● The request
A faithful transcription of all the data is required.

::::

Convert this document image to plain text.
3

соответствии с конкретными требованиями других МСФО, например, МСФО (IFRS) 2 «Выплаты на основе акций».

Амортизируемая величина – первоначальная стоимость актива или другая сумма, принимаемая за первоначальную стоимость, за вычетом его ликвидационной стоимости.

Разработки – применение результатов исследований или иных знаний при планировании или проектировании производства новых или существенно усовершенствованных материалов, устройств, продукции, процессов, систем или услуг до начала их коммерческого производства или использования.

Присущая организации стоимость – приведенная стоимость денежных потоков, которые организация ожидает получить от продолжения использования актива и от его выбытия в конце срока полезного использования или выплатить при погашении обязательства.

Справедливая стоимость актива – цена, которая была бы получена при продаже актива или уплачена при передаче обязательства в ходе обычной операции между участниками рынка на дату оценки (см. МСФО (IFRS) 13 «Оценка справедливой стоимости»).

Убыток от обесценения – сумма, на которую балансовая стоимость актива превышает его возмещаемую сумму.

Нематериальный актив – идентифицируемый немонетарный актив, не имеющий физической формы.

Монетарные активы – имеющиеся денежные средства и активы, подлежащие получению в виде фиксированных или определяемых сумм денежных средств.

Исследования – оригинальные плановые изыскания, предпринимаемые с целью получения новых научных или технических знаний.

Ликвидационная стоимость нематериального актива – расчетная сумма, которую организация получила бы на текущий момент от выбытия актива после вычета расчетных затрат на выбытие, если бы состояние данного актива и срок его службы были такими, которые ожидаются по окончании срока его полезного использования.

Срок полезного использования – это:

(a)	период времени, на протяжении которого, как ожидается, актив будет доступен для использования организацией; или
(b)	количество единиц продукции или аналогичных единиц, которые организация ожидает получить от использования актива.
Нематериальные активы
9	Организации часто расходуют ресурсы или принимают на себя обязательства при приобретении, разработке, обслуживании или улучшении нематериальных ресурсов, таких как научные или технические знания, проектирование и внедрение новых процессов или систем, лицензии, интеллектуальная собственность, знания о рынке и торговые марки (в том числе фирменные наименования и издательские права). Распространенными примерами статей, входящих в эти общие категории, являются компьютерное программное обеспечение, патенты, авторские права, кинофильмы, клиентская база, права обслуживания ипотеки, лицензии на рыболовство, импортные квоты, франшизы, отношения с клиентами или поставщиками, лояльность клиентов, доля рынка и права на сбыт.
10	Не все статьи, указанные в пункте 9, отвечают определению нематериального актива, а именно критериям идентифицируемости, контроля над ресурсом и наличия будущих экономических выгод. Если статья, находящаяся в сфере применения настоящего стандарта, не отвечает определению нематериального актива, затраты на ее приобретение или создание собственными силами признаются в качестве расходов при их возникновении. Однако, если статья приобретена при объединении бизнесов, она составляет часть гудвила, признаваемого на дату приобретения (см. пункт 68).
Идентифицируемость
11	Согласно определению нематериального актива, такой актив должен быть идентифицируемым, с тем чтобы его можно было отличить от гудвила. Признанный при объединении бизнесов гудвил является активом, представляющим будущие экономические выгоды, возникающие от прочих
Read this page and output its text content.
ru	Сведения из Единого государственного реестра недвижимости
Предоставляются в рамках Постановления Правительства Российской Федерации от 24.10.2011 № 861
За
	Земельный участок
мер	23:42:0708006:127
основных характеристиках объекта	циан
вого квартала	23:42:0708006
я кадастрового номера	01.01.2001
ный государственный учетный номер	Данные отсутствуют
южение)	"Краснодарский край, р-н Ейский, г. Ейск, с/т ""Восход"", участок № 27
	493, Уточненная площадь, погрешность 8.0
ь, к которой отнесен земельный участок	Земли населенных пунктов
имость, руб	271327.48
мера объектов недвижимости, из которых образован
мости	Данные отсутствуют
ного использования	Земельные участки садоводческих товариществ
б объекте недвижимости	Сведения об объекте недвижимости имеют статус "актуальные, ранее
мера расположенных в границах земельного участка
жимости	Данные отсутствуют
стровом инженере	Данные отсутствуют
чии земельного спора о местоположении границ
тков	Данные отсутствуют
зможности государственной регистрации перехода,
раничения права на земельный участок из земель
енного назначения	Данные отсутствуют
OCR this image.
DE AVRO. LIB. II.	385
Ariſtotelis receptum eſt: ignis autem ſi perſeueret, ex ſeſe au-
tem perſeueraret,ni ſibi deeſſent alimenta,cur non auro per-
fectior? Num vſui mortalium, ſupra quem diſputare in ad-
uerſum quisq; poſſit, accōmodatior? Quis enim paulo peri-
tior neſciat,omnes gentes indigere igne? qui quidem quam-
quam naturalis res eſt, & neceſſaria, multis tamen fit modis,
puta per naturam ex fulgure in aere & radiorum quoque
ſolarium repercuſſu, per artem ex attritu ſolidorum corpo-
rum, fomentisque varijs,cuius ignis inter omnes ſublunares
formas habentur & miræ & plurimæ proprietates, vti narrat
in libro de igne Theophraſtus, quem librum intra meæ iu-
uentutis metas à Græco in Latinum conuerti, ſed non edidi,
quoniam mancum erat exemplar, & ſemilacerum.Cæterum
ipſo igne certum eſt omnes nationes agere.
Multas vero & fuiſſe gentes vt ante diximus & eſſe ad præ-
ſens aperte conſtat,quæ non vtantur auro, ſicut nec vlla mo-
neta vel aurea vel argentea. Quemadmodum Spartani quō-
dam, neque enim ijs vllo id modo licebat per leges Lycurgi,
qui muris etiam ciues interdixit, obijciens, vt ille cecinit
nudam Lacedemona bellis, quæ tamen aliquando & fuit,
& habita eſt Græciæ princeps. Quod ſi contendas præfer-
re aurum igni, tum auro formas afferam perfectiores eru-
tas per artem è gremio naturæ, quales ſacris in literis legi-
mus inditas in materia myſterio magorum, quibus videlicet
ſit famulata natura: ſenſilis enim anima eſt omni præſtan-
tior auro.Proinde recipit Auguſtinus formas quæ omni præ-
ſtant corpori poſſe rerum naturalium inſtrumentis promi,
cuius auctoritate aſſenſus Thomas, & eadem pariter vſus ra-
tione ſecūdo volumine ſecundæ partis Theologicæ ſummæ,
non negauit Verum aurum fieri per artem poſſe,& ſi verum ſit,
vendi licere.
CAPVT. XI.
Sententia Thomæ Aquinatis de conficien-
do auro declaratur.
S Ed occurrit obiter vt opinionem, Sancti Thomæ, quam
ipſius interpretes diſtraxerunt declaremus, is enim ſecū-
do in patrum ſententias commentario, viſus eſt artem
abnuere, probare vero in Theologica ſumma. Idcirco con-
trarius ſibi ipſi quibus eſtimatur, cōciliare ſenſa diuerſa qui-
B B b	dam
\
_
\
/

::::

● Solution to this task
Convert this document image to plain text.
3

соответствии с конкретными требованиями других МСФО, например, МСФО (IFRS) 2 «Выплаты на основе акций».

Амортизируемая величина – первоначальная стоимость актива или другая сумма, принимаемая за первоначальную стоимость, за вычетом его ликвидационной стоимости.

Разработки – применение результатов исследований или иных знаний при планировании или проектировании производства новых или существенно усовершенствованных материалов, устройств, продукции, процессов, систем или услуг до начала их коммерческого производства или использования.

Присущая организации стоимость – приведенная стоимость денежных потоков, которые организация ожидает получить от продолжения использования актива и от его выбытия в конце срока полезного использования или выплатить при погашении обязательства.

Справедливая стоимость актива – цена, которая была бы получена при продаже актива или уплачена при передаче обязательства в ходе обычной операции между участниками рынка на дату оценки (см. МСФО (IFRS) 13 «Оценка справедливой стоимости»).

Убыток от обесценения – сумма, на которую балансовая стоимость актива превышает его возмещаемую сумму.

Нематериальный актив – идентифицируемый немонетарный актив, не имеющий физической формы.

Монетарные активы – имеющиеся денежные средства и активы, подлежащие получению в виде фиксированных или определяемых сумм денежных средств.

Исследования – оригинальные плановые изыскания, предпринимаемые с целью получения новых научных или технических знаний.

Ликвидационная стоимость нематериального актива – расчетная сумма, которую организация получила бы на текущий момент от выбытия актива после вычета расчетных затрат на выбытие, если бы состояние данного актива и срок его службы были такими, которые ожидаются по окончании срока его полезного использования.

Срок полезного использования – это:

(a)	период времени, на протяжении которого, как ожидается, актив будет доступен для использования организацией; или
(b)	количество единиц продукции или аналогичных единиц, которые организация ожидает получить от использования актива.
Нематериальные активы
9	Организации часто расходуют ресурсы или принимают на себя обязательства при приобретении, разработке, обслуживании или улучшении нематериальных ресурсов, таких как научные или технические знания, проектирование и внедрение новых процессов или систем, лицензии, интеллектуальная собственность, знания о рынке и торговые марки (в том числе фирменные наименования и издательские права). Распространенными примерами статей, входящих в эти общие категории, являются компьютерное программное обеспечение, патенты, авторские права, кинофильмы, клиентская база, права обслуживания ипотеки, лицензии на рыболовство, импортные квоты, франшизы, отношения с клиентами или поставщиками, лояльность клиентов, доля рынка и права на сбыт.
10	Не все статьи, указанные в пункте 9, отвечают определению нематериального актива, а именно критериям идентифицируемости, контроля над ресурсом и наличия будущих экономических выгод. Если статья, находящаяся в сфере применения настоящего стандарта, не отвечает определению нематериального актива, затраты на ее приобретение или создание собственными силами признаются в качестве расходов при их возникновении. Однако, если статья приобретена при объединении бизнесов, она составляет часть гудвила, признаваемого на дату приобретения (см. пункт 68).
Идентифицируемость
11	Согласно определению нематериального актива, такой актив должен быть идентифицируемым, с тем чтобы его можно было отличить от гудвила. Признанный при объединении бизнесов гудвил является активом, представляющим будущие экономические выгоды, возникающие от прочих
Read this page and output its text content.
ru	Сведения из Единого государственного реестра недвижимости
Предоставляются в рамках Постановления Правительства Российской Федерации от 24.10.2011 № 861
За
	Земельный участок
мер	23:42:0708006:127
основных характеристиках объекта	циан
вого квартала	23:42:0708006
я кадастрового номера	01.01.2001
ный государственный учетный номер	Данные отсутствуют
южение)	"Краснодарский край, р-н Ейский, г. Ейск, с/т ""Восход"", участок № 27
	493, Уточненная площадь, погрешность 8.0
ь, к которой отнесен земельный участок	Земли населенных пунктов
имость, руб	271327.48
мера объектов недвижимости, из которых образован
мости	Данные отсутствуют
ного использования	Земельные участки садоводческих товариществ
б объекте недвижимости	Сведения об объекте недвижимости имеют статус "актуальные, ранее
мера расположенных в границах земельного участка
жимости	Данные отсутствуют
стровом инженере	Данные отсутствуют
чии земельного спора о местоположении границ
тков	Данные отсутствуют
зможности государственной регистрации перехода,
раничения права на земельный участок из земель
енного назначения	Данные отсутствуют
OCR this image.
DE AVRO. LIB. II.	385
Ariſtotelis receptum eſt: ignis autem ſi perſeueret, ex ſeſe au-
tem perſeueraret,ni ſibi deeſſent alimenta,cur non auro per-
fectior? Num vſui mortalium, ſupra quem diſputare in ad-
uerſum quisq; poſſit, accōmodatior? Quis enim paulo peri-
tior neſciat,omnes gentes indigere igne? qui quidem quam-
quam naturalis res eſt, & neceſſaria, multis tamen fit modis,
puta per naturam ex fulgure in aere & radiorum quoque
ſolarium repercuſſu, per artem ex attritu ſolidorum corpo-
rum, fomentisque varijs,cuius ignis inter omnes ſublunares
formas habentur & miræ & plurimæ proprietates, vti narrat
in libro de igne Theophraſtus, quem librum intra meæ iu-
uentutis metas à Græco in Latinum conuerti, ſed non edidi,
quoniam mancum erat exemplar, & ſemilacerum.Cæterum
ipſo igne certum eſt omnes nationes agere.
Multas vero & fuiſſe gentes vt ante diximus & eſſe ad præ-
ſens aperte conſtat,quæ non vtantur auro, ſicut nec vlla mo-
neta vel aurea vel argentea. Quemadmodum Spartani quō-
dam, neque enim ijs vllo id modo licebat per leges Lycurgi,
qui muris etiam ciues interdixit, obijciens, vt ille cecinit
nudam Lacedemona bellis, quæ tamen aliquando & fuit,
& habita eſt Græciæ princeps. Quod ſi contendas præfer-
re aurum igni, tum auro formas afferam perfectiores eru-
tas per artem è gremio naturæ, quales ſacris in literis legi-
mus inditas in materia myſterio magorum, quibus videlicet
ſit famulata natura: ſenſilis enim anima eſt omni præſtan-
tior auro.Proinde recipit Auguſtinus formas quæ omni præ-
ſtant corpori poſſe rerum naturalium inſtrumentis promi,
cuius auctoritate aſſenſus Thomas, & eadem pariter vſus ra-
tione ſecūdo volumine ſecundæ partis Theologicæ ſummæ,
non negauit Verum aurum fieri per artem poſſe,& ſi verum ſit,
vendi licere.
CAPVT. XI.
Sententia Thomæ Aquinatis de conficien-
do auro declaratur.
S Ed occurrit obiter vt opinionem, Sancti Thomæ, quam
ipſius interpretes diſtraxerunt declaremus, is enim ſecū-
do in patrum ſententias commentario, viſus eſt artem
abnuere, probare vero in Theologica ſumma. Idcirco con-
trarius ſibi ipſi quibus eſtimatur, cōciliare ſenſa diuerſa qui-
B B b	dam
\
_
\
/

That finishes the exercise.